# START OF DATA
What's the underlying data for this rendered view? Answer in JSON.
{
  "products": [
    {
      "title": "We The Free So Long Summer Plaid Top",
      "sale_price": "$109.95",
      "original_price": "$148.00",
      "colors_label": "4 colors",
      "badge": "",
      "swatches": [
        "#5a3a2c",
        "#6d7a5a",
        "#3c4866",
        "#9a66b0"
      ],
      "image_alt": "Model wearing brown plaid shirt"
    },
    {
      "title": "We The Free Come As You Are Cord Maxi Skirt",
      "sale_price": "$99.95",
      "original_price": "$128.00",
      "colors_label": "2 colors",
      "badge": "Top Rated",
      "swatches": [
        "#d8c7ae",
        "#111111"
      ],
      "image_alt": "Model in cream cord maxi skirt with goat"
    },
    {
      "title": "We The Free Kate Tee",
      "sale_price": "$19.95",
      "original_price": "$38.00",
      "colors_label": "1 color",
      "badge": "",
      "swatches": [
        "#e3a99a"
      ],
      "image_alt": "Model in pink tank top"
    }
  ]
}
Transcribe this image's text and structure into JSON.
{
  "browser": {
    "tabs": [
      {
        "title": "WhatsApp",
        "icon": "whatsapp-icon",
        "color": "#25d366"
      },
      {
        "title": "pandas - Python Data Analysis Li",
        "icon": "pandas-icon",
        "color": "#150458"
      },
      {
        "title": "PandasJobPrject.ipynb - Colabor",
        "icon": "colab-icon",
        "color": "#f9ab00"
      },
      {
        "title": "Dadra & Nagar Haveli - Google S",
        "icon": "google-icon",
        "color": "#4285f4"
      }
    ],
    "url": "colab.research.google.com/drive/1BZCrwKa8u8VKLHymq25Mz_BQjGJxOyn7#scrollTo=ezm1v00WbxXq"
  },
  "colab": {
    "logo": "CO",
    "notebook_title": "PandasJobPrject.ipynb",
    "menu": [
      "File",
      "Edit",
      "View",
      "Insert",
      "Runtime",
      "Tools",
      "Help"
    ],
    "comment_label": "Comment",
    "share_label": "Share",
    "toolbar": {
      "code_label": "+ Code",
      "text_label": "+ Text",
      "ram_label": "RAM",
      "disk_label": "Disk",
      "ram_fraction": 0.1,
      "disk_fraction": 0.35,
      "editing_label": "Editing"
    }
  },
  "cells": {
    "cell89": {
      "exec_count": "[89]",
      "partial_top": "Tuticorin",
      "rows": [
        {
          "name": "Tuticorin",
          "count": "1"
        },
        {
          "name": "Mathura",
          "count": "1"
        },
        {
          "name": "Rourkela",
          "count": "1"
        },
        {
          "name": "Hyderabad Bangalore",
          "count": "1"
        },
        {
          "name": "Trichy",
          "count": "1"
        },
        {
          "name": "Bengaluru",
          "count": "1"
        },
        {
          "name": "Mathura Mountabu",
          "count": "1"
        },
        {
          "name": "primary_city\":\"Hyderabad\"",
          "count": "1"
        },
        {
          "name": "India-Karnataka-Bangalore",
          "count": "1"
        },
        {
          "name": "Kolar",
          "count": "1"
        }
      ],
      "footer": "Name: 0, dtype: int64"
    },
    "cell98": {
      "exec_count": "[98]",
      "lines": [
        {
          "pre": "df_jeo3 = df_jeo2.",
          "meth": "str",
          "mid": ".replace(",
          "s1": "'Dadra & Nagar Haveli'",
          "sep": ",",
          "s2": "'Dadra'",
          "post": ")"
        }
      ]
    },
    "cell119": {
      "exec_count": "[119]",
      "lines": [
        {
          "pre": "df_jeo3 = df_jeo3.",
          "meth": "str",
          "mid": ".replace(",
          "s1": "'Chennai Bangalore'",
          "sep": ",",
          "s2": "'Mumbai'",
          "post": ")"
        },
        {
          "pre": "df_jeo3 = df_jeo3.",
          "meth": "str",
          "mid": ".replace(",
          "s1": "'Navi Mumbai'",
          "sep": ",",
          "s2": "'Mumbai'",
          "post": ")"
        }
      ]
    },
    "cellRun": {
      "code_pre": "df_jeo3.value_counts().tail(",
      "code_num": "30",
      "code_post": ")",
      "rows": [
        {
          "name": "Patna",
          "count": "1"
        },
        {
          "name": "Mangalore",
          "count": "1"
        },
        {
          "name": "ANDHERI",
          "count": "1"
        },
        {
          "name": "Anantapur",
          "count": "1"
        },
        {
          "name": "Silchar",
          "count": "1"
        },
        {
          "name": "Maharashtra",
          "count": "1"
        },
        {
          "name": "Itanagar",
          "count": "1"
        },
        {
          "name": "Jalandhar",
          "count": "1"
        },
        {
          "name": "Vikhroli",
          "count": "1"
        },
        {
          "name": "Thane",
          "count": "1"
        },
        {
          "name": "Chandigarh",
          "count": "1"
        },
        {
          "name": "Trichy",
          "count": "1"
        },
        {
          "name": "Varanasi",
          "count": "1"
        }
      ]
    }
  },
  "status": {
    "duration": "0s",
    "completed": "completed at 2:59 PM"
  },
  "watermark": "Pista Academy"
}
# END OF DATA
### [JOB]
Isolate the lines that hold the word "Mathura" and copy all of them.

### [CORRECT RESPONSE]
          "name": "Mathura",
          "name": "Mathura Mountabu",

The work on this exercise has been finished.